Dataset items:
◆ ◆ ◆ ◆ ◆ ◆ ◆
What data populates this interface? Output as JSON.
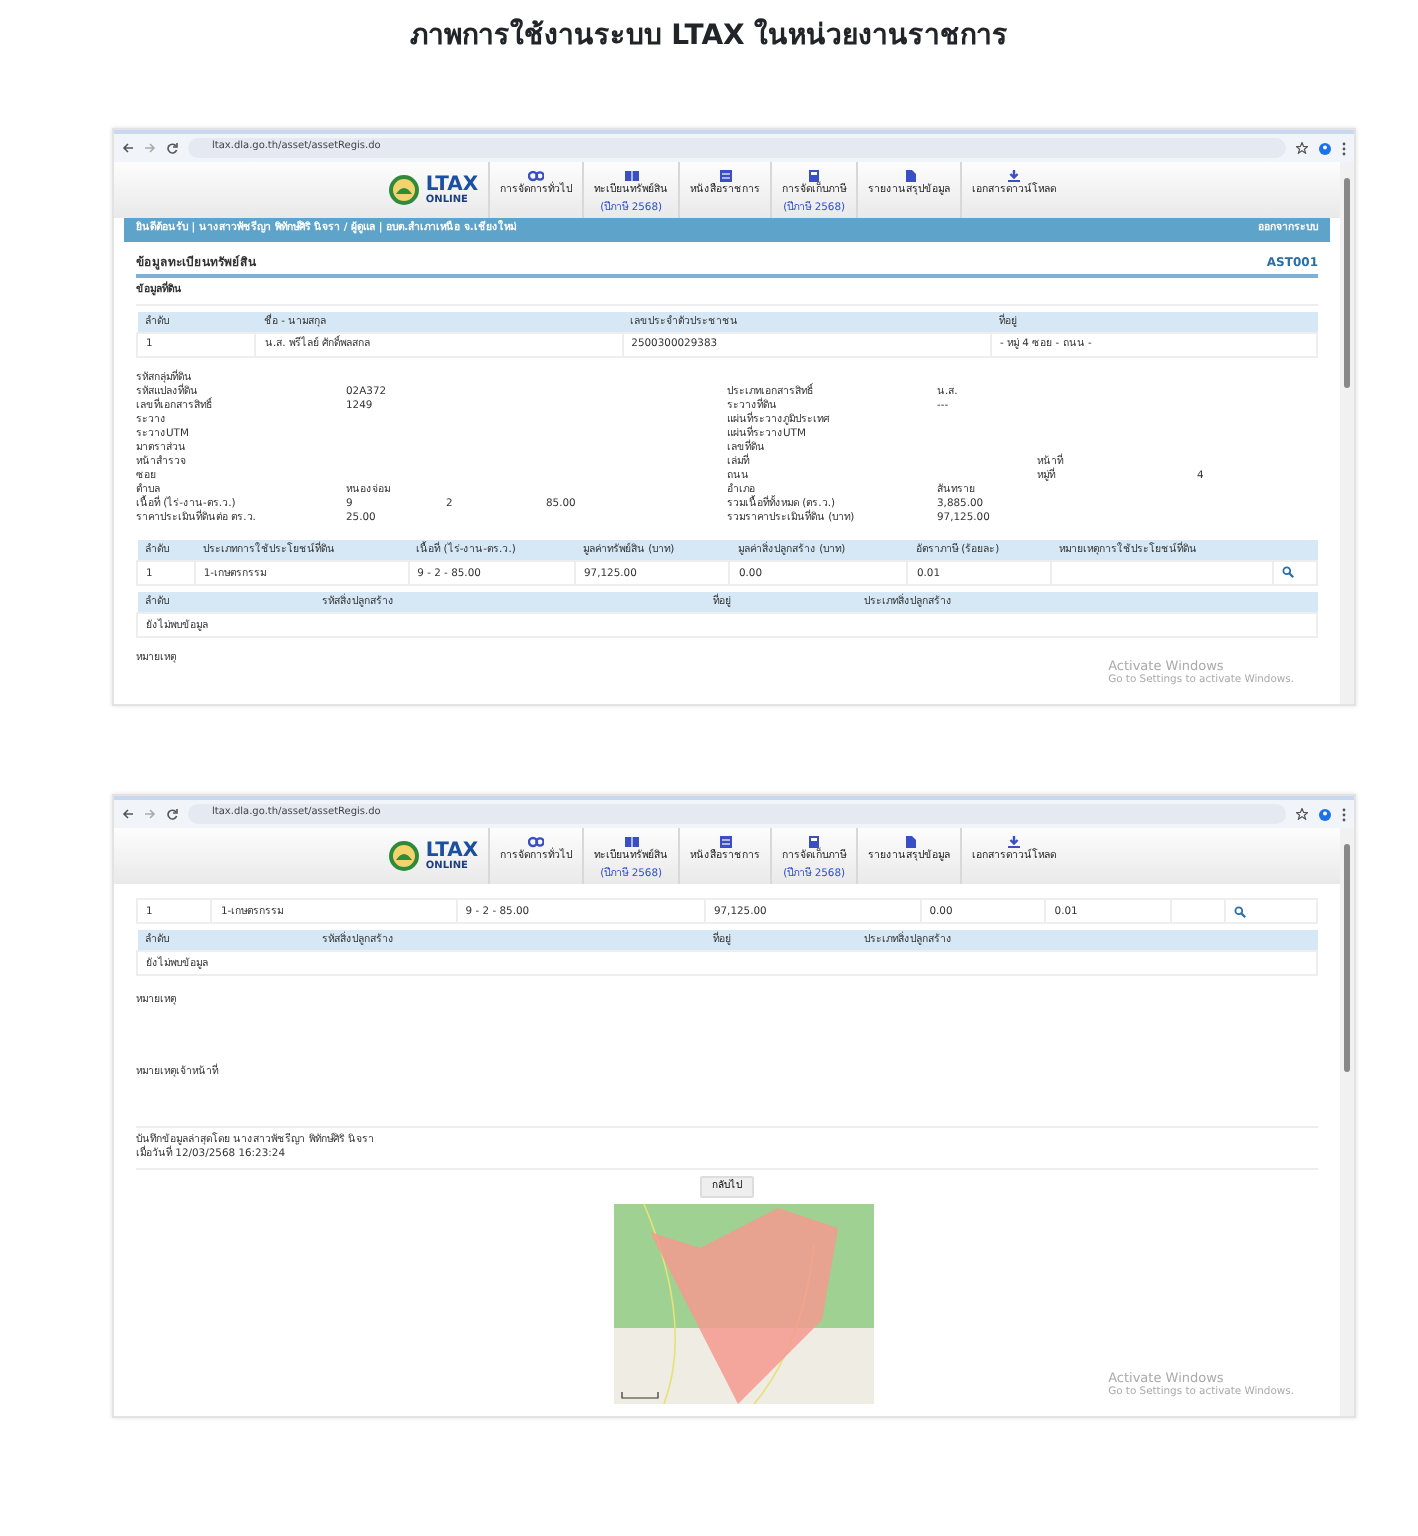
{
  "title": "ภาพการใช้งานระบบ LTAX ในหน่วยงานราชการ",
  "windows": [
    {
      "url": "ltax.dla.go.th/asset/assetRegis.do",
      "logo": {
        "name": "LTAX",
        "sub": "ONLINE"
      },
      "menu": [
        {
          "label": "การจัดการทั่วไป"
        },
        {
          "label": "ทะเบียนทรัพย์สิน",
          "note": "(ปีภาษี 2568)"
        },
        {
          "label": "หนังสือราชการ"
        },
        {
          "label": "การจัดเก็บภาษี",
          "note": "(ปีภาษี 2568)"
        },
        {
          "label": "รายงานสรุปข้อมูล"
        },
        {
          "label": "เอกสารดาวน์โหลด"
        }
      ],
      "breadcrumb": {
        "text": "ยินดีต้อนรับ | นางสาวพัชรีญา พิทักษ์ศิริ นิจรา / ผู้ดูแล | อบต.สำเภาเหนือ จ.เชียงใหม่",
        "logout": "ออกจากระบบ"
      },
      "blocks": [
        {
          "kind": "section",
          "title": "ข้อมูลทะเบียนทรัพย์สิน",
          "code": "AST001"
        },
        {
          "kind": "subheader",
          "text": "ข้อมูลที่ดิน"
        },
        {
          "kind": "table",
          "columns": [
            "ลำดับ",
            "ชื่อ - นามสกุล",
            "เลขประจำตัวประชาชน",
            "ที่อยู่"
          ],
          "rows": [
            [
              "1",
              "น.ส. พรีไลย์ ศักดิ์พลสกล",
              "2500300029383",
              "- หมู่ 4 ซอย - ถนน -"
            ]
          ]
        },
        {
          "kind": "details",
          "rows": [
            {
              "left": [
                {
                  "label": "รหัสกลุ่มที่ดิน"
                }
              ],
              "right": []
            },
            {
              "left": [
                {
                  "label": "รหัสแปลงที่ดิน",
                  "values": [
                    "02A372"
                  ]
                }
              ],
              "right": [
                {
                  "label": "ประเภทเอกสารสิทธิ์",
                  "values": [
                    "น.ส."
                  ]
                }
              ]
            },
            {
              "left": [
                {
                  "label": "เลขที่เอกสารสิทธิ์",
                  "values": [
                    "1249"
                  ]
                }
              ],
              "right": [
                {
                  "label": "ระวางที่ดิน",
                  "values": [
                    "---"
                  ]
                }
              ]
            },
            {
              "left": [
                {
                  "label": "ระวาง"
                }
              ],
              "right": [
                {
                  "label": "แผ่นที่ระวางภูมิประเทศ"
                }
              ]
            },
            {
              "left": [
                {
                  "label": "ระวางUTM"
                }
              ],
              "right": [
                {
                  "label": "แผ่นที่ระวางUTM"
                }
              ]
            },
            {
              "left": [
                {
                  "label": "มาตราส่วน"
                }
              ],
              "right": [
                {
                  "label": "เลขที่ดิน"
                }
              ]
            },
            {
              "left": [
                {
                  "label": "หน้าสำรวจ"
                }
              ],
              "right": [
                {
                  "label": "เล่มที่"
                },
                {
                  "label": "หน้าที่"
                }
              ]
            },
            {
              "left": [
                {
                  "label": "ซอย"
                }
              ],
              "right": [
                {
                  "label": "ถนน"
                },
                {
                  "label": "หมู่ที่",
                  "values": [
                    "4"
                  ]
                }
              ]
            },
            {
              "left": [
                {
                  "label": "ตำบล",
                  "values": [
                    "หนองจ่อม"
                  ]
                }
              ],
              "right": [
                {
                  "label": "อำเภอ",
                  "values": [
                    "สันทราย"
                  ]
                }
              ]
            },
            {
              "left": [
                {
                  "label": "เนื้อที่ (ไร่-งาน-ตร.ว.)",
                  "values": [
                    "9",
                    "2",
                    "85.00"
                  ]
                }
              ],
              "right": [
                {
                  "label": "รวมเนื้อที่ทั้งหมด (ตร.ว.)",
                  "values": [
                    "3,885.00"
                  ]
                }
              ]
            },
            {
              "left": [
                {
                  "label": "ราคาประเมินที่ดินต่อ ตร.ว.",
                  "values": [
                    "25.00"
                  ]
                }
              ],
              "right": [
                {
                  "label": "รวมราคาประเมินที่ดิน (บาท)",
                  "values": [
                    "97,125.00"
                  ]
                }
              ]
            }
          ]
        },
        {
          "kind": "view_table",
          "columns": [
            "ลำดับ",
            "ประเภทการใช้ประโยชน์ที่ดิน",
            "เนื้อที่ (ไร่-งาน-ตร.ว.)",
            "มูลค่าทรัพย์สิน (บาท)",
            "มูลค่าสิ่งปลูกสร้าง (บาท)",
            "อัตราภาษี (ร้อยละ)",
            "หมายเหตุการใช้ประโยชน์ที่ดิน"
          ],
          "rows": [
            [
              "1",
              "1-เกษตรกรรม",
              "9 - 2 - 85.00",
              "97,125.00",
              "0.00",
              "0.01"
            ]
          ]
        },
        {
          "kind": "table",
          "columns": [
            "ลำดับ",
            "รหัสสิ่งปลูกสร้าง",
            "ที่อยู่",
            "ประเภทสิ่งปลูกสร้าง"
          ],
          "empty_text": "ยังไม่พบข้อมูล"
        },
        {
          "kind": "note",
          "label": "หมายเหตุ"
        }
      ],
      "os_notice": {
        "title": "Activate Windows",
        "text": "Go to Settings to activate Windows."
      }
    },
    {
      "url": "ltax.dla.go.th/asset/assetRegis.do",
      "logo": {
        "name": "LTAX",
        "sub": "ONLINE"
      },
      "menu": [
        {
          "label": "การจัดการทั่วไป"
        },
        {
          "label": "ทะเบียนทรัพย์สิน",
          "note": "(ปีภาษี 2568)"
        },
        {
          "label": "หนังสือราชการ"
        },
        {
          "label": "การจัดเก็บภาษี",
          "note": "(ปีภาษี 2568)"
        },
        {
          "label": "รายงานสรุปข้อมูล"
        },
        {
          "label": "เอกสารดาวน์โหลด"
        }
      ],
      "blocks": [
        {
          "kind": "view_table",
          "rows": [
            [
              "1",
              "1-เกษตรกรรม",
              "9 - 2 - 85.00",
              "97,125.00",
              "0.00",
              "0.01"
            ]
          ]
        },
        {
          "kind": "table",
          "columns": [
            "ลำดับ",
            "รหัสสิ่งปลูกสร้าง",
            "ที่อยู่",
            "ประเภทสิ่งปลูกสร้าง"
          ],
          "empty_text": "ยังไม่พบข้อมูล"
        },
        {
          "kind": "note",
          "label": "หมายเหตุ"
        },
        {
          "kind": "note",
          "label": "หมายเหตุเจ้าหน้าที่"
        },
        {
          "kind": "saved",
          "lines": [
            "บันทึกข้อมูลล่าสุดโดย นางสาวพัชรีญา พิทักษ์ศิริ นิจรา",
            "เมื่อวันที่ 12/03/2568 16:23:24"
          ]
        },
        {
          "kind": "button",
          "label": "กลับไป"
        },
        {
          "kind": "map"
        }
      ],
      "os_notice": {
        "title": "Activate Windows",
        "text": "Go to Settings to activate Windows."
      }
    }
  ]
}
◆ ◆ ◆ ◆ ◆ ◆ ◆
What is asked: Images must not appear in the copy; reproduce everything else in the records verbatim.

Written answer:
What data populates this interface? Output as JSON.
{
  "title": "ภาพการใช้งานระบบ LTAX ในหน่วยงานราชการ",
  "windows": [
    {
      "url": "ltax.dla.go.th/asset/assetRegis.do",
      "logo": {
        "name": "LTAX",
        "sub": "ONLINE"
      },
      "menu": [
        {
          "label": "การจัดการทั่วไป"
        },
        {
          "label": "ทะเบียนทรัพย์สิน",
          "note": "(ปีภาษี 2568)"
        },
        {
          "label": "หนังสือราชการ"
        },
        {
          "label": "การจัดเก็บภาษี",
          "note": "(ปีภาษี 2568)"
        },
        {
          "label": "รายงานสรุปข้อมูล"
        },
        {
          "label": "เอกสารดาวน์โหลด"
        }
      ],
      "breadcrumb": {
        "text": "ยินดีต้อนรับ | นางสาวพัชรีญา พิทักษ์ศิริ นิจรา / ผู้ดูแล | อบต.สำเภาเหนือ จ.เชียงใหม่",
        "logout": "ออกจากระบบ"
      },
      "blocks": [
        {
          "kind": "section",
          "title": "ข้อมูลทะเบียนทรัพย์สิน",
          "code": "AST001"
        },
        {
          "kind": "subheader",
          "text": "ข้อมูลที่ดิน"
        },
        {
          "kind": "table",
          "columns": [
            "ลำดับ",
            "ชื่อ - นามสกุล",
            "เลขประจำตัวประชาชน",
            "ที่อยู่"
          ],
          "rows": [
            [
              "1",
              "น.ส. พรีไลย์ ศักดิ์พลสกล",
              "2500300029383",
              "- หมู่ 4 ซอย - ถนน -"
            ]
          ]
        },
        {
          "kind": "details",
          "rows": [
            {
              "left": [
                {
                  "label": "รหัสกลุ่มที่ดิน"
                }
              ],
              "right": []
            },
            {
              "left": [
                {
                  "label": "รหัสแปลงที่ดิน",
                  "values": [
                    "02A372"
                  ]
                }
              ],
              "right": [
                {
                  "label": "ประเภทเอกสารสิทธิ์",
                  "values": [
                    "น.ส."
                  ]
                }
              ]
            },
            {
              "left": [
                {
                  "label": "เลขที่เอกสารสิทธิ์",
                  "values": [
                    "1249"
                  ]
                }
              ],
              "right": [
                {
                  "label": "ระวางที่ดิน",
                  "values": [
                    "---"
                  ]
                }
              ]
            },
            {
              "left": [
                {
                  "label": "ระวาง"
                }
              ],
              "right": [
                {
                  "label": "แผ่นที่ระวางภูมิประเทศ"
                }
              ]
            },
            {
              "left": [
                {
                  "label": "ระวางUTM"
                }
              ],
              "right": [
                {
                  "label": "แผ่นที่ระวางUTM"
                }
              ]
            },
            {
              "left": [
                {
                  "label": "มาตราส่วน"
                }
              ],
              "right": [
                {
                  "label": "เลขที่ดิน"
                }
              ]
            },
            {
              "left": [
                {
                  "label": "หน้าสำรวจ"
                }
              ],
              "right": [
                {
                  "label": "เล่มที่"
                },
                {
                  "label": "หน้าที่"
                }
              ]
            },
            {
              "left": [
                {
                  "label": "ซอย"
                }
              ],
              "right": [
                {
                  "label": "ถนน"
                },
                {
                  "label": "หมู่ที่",
                  "values": [
                    "4"
                  ]
                }
              ]
            },
            {
              "left": [
                {
                  "label": "ตำบล",
                  "values": [
                    "หนองจ่อม"
                  ]
                }
              ],
              "right": [
                {
                  "label": "อำเภอ",
                  "values": [
                    "สันทราย"
                  ]
                }
              ]
            },
            {
              "left": [
                {
                  "label": "เนื้อที่ (ไร่-งาน-ตร.ว.)",
                  "values": [
                    "9",
                    "2",
                    "85.00"
                  ]
                }
              ],
              "right": [
                {
                  "label": "รวมเนื้อที่ทั้งหมด (ตร.ว.)",
                  "values": [
                    "3,885.00"
                  ]
                }
              ]
            },
            {
              "left": [
                {
                  "label": "ราคาประเมินที่ดินต่อ ตร.ว.",
                  "values": [
                    "25.00"
                  ]
                }
              ],
              "right": [
                {
                  "label": "รวมราคาประเมินที่ดิน (บาท)",
                  "values": [
                    "97,125.00"
                  ]
                }
              ]
            }
          ]
        },
        {
          "kind": "view_table",
          "columns": [
            "ลำดับ",
            "ประเภทการใช้ประโยชน์ที่ดิน",
            "เนื้อที่ (ไร่-งาน-ตร.ว.)",
            "มูลค่าทรัพย์สิน (บาท)",
            "มูลค่าสิ่งปลูกสร้าง (บาท)",
            "อัตราภาษี (ร้อยละ)",
            "หมายเหตุการใช้ประโยชน์ที่ดิน"
          ],
          "rows": [
            [
              "1",
              "1-เกษตรกรรม",
              "9 - 2 - 85.00",
              "97,125.00",
              "0.00",
              "0.01"
            ]
          ]
        },
        {
          "kind": "table",
          "columns": [
            "ลำดับ",
            "รหัสสิ่งปลูกสร้าง",
            "ที่อยู่",
            "ประเภทสิ่งปลูกสร้าง"
          ],
          "empty_text": "ยังไม่พบข้อมูล"
        },
        {
          "kind": "note",
          "label": "หมายเหตุ"
        }
      ],
      "os_notice": {
        "title": "Activate Windows",
        "text": "Go to Settings to activate Windows."
      }
    },
    {
      "url": "ltax.dla.go.th/asset/assetRegis.do",
      "logo": {
        "name": "LTAX",
        "sub": "ONLINE"
      },
      "menu": [
        {
          "label": "การจัดการทั่วไป"
        },
        {
          "label": "ทะเบียนทรัพย์สิน",
          "note": "(ปีภาษี 2568)"
        },
        {
          "label": "หนังสือราชการ"
        },
        {
          "label": "การจัดเก็บภาษี",
          "note": "(ปีภาษี 2568)"
        },
        {
          "label": "รายงานสรุปข้อมูล"
        },
        {
          "label": "เอกสารดาวน์โหลด"
        }
      ],
      "blocks": [
        {
          "kind": "view_table",
          "rows": [
            [
              "1",
              "1-เกษตรกรรม",
              "9 - 2 - 85.00",
              "97,125.00",
              "0.00",
              "0.01"
            ]
          ]
        },
        {
          "kind": "table",
          "columns": [
            "ลำดับ",
            "รหัสสิ่งปลูกสร้าง",
            "ที่อยู่",
            "ประเภทสิ่งปลูกสร้าง"
          ],
          "empty_text": "ยังไม่พบข้อมูล"
        },
        {
          "kind": "note",
          "label": "หมายเหตุ"
        },
        {
          "kind": "note",
          "label": "หมายเหตุเจ้าหน้าที่"
        },
        {
          "kind": "saved",
          "lines": [
            "บันทึกข้อมูลล่าสุดโดย นางสาวพัชรีญา พิทักษ์ศิริ นิจรา",
            "เมื่อวันที่ 12/03/2568 16:23:24"
          ]
        },
        {
          "kind": "button",
          "label": "กลับไป"
        },
        {
          "kind": "map"
        }
      ],
      "os_notice": {
        "title": "Activate Windows",
        "text": "Go to Settings to activate Windows."
      }
    }
  ]
}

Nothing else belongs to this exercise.